-- START Listed entries --

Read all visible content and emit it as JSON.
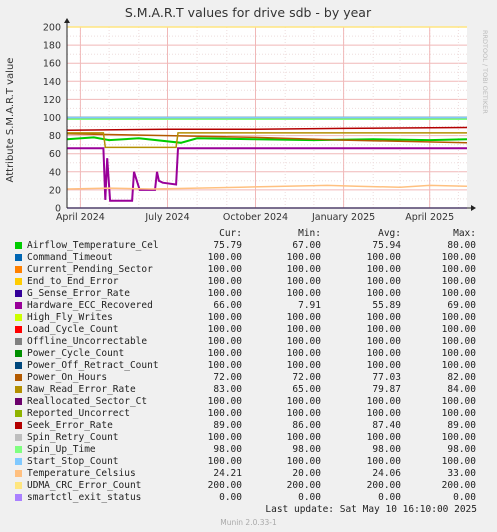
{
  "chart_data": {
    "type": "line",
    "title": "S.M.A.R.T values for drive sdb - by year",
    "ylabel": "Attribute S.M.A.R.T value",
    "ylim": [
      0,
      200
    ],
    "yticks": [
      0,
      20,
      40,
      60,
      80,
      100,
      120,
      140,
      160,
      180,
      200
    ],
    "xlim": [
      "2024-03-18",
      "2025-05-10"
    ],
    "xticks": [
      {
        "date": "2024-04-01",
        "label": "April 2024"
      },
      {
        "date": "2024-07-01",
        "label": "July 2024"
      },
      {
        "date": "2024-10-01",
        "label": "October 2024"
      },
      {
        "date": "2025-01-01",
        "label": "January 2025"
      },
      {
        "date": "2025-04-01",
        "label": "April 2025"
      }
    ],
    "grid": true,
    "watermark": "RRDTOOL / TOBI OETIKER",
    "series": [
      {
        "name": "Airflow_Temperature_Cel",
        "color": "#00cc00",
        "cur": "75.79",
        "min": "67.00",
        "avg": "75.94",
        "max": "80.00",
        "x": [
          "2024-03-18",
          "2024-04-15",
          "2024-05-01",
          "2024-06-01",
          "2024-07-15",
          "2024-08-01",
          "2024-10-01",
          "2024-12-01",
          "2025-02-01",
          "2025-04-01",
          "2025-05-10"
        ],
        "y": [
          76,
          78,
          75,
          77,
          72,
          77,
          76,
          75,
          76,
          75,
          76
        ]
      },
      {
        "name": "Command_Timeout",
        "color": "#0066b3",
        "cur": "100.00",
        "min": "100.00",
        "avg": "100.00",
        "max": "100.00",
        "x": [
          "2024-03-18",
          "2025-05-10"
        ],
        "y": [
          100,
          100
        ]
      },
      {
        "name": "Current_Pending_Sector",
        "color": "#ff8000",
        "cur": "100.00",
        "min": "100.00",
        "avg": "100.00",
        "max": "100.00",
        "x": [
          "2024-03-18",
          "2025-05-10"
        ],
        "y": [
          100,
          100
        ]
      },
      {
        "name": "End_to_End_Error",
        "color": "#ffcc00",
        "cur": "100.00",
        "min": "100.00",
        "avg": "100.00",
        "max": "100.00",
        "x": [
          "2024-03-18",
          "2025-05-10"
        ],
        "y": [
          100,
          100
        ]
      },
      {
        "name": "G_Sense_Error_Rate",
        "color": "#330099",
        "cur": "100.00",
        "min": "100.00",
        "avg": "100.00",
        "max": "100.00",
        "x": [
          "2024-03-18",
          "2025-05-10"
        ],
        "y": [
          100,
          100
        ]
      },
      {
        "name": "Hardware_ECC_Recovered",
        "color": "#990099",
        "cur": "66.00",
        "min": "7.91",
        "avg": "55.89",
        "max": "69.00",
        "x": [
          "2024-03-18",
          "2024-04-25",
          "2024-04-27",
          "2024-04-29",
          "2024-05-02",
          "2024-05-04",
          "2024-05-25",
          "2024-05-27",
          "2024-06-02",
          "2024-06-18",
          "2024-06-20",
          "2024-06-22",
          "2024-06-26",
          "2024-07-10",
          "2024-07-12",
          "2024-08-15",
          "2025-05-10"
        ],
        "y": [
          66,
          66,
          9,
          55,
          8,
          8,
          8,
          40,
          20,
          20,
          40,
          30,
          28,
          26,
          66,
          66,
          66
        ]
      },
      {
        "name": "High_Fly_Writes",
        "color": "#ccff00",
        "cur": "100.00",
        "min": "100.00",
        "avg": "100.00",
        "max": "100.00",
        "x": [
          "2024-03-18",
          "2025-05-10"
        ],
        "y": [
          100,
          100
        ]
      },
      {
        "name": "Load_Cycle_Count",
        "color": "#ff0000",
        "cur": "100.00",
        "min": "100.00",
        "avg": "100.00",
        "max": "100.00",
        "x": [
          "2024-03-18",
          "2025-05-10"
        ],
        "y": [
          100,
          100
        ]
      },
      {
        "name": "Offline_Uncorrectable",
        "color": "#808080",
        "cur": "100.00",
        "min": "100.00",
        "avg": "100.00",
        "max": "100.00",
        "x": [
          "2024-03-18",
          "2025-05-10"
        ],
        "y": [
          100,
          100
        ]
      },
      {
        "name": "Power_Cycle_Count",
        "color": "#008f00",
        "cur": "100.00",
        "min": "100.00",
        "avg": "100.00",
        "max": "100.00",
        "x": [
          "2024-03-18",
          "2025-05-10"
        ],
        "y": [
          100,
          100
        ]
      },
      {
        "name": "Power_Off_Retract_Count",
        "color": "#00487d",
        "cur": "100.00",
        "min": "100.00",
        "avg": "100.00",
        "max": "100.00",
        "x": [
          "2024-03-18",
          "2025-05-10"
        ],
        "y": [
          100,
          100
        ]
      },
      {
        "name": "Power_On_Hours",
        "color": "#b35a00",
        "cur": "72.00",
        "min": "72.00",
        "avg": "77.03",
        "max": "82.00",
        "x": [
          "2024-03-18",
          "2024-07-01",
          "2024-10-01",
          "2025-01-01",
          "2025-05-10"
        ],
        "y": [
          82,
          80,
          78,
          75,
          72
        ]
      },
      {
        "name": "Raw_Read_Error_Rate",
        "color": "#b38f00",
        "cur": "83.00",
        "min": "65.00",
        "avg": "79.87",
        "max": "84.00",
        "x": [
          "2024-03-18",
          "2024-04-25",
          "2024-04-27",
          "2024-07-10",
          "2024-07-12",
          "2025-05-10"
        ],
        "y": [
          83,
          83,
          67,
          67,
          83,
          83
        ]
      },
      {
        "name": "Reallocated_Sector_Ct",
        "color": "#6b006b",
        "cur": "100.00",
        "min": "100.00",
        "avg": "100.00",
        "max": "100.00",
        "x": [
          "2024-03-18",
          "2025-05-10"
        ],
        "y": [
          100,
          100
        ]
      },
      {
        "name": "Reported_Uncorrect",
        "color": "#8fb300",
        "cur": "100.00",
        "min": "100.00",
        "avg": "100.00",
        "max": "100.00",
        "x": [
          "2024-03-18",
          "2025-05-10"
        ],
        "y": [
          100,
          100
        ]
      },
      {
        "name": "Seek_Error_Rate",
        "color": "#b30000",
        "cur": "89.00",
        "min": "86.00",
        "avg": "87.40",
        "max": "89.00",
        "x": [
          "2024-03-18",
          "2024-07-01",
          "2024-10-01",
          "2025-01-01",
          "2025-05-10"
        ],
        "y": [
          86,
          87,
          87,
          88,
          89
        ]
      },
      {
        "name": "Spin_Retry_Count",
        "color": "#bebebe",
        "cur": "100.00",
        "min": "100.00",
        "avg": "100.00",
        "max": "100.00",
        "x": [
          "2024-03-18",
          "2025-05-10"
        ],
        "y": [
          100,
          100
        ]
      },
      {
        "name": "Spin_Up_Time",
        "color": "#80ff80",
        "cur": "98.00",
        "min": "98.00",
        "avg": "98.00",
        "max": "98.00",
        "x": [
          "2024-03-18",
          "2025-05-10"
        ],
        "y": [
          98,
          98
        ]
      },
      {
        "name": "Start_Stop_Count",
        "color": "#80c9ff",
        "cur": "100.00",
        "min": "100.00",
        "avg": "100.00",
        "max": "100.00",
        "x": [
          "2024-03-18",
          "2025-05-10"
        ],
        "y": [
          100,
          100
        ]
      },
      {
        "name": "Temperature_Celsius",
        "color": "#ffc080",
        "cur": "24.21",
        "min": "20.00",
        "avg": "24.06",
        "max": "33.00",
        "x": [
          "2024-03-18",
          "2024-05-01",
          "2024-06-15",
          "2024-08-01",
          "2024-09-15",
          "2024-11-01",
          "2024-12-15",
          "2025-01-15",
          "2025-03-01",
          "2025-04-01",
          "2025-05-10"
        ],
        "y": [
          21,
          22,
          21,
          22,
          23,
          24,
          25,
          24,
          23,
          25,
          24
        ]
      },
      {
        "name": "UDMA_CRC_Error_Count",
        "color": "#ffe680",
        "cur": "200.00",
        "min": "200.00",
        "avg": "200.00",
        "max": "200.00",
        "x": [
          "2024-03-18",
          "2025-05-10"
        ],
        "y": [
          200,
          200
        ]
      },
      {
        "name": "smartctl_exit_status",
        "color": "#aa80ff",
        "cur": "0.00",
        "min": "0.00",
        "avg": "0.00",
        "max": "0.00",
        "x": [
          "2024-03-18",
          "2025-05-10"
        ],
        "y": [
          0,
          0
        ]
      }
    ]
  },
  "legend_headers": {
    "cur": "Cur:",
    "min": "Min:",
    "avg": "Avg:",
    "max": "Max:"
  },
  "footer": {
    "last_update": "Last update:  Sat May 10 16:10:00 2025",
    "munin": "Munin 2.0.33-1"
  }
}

-- END Listed entries --
-- START Listed entries --

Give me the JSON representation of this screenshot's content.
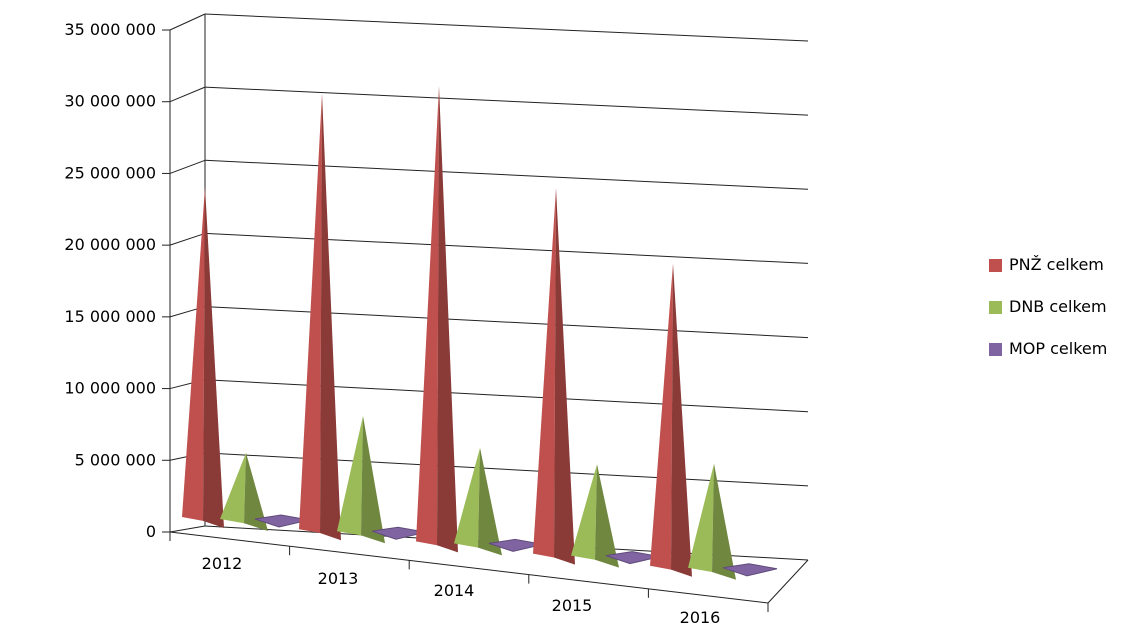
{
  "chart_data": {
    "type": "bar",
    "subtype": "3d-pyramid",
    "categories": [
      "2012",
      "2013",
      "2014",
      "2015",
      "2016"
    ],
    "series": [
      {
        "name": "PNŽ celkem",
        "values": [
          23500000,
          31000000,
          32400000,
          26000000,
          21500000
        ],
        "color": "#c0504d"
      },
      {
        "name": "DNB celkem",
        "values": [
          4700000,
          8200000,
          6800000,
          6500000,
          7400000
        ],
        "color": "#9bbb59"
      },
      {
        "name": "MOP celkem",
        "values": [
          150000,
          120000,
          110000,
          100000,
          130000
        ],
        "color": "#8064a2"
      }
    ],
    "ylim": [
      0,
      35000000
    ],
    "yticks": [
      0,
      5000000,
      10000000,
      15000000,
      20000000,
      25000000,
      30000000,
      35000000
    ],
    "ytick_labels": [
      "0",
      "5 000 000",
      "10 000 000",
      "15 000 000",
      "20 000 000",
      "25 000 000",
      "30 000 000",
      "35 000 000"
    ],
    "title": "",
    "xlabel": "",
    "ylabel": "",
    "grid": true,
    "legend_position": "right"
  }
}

-- END Listed entries --

● Request
Search the data for the string "title". List each line that has it.

● Reply to the task
    "title": "S.M.A.R.T values for drive sdb - by year",
    "title": "",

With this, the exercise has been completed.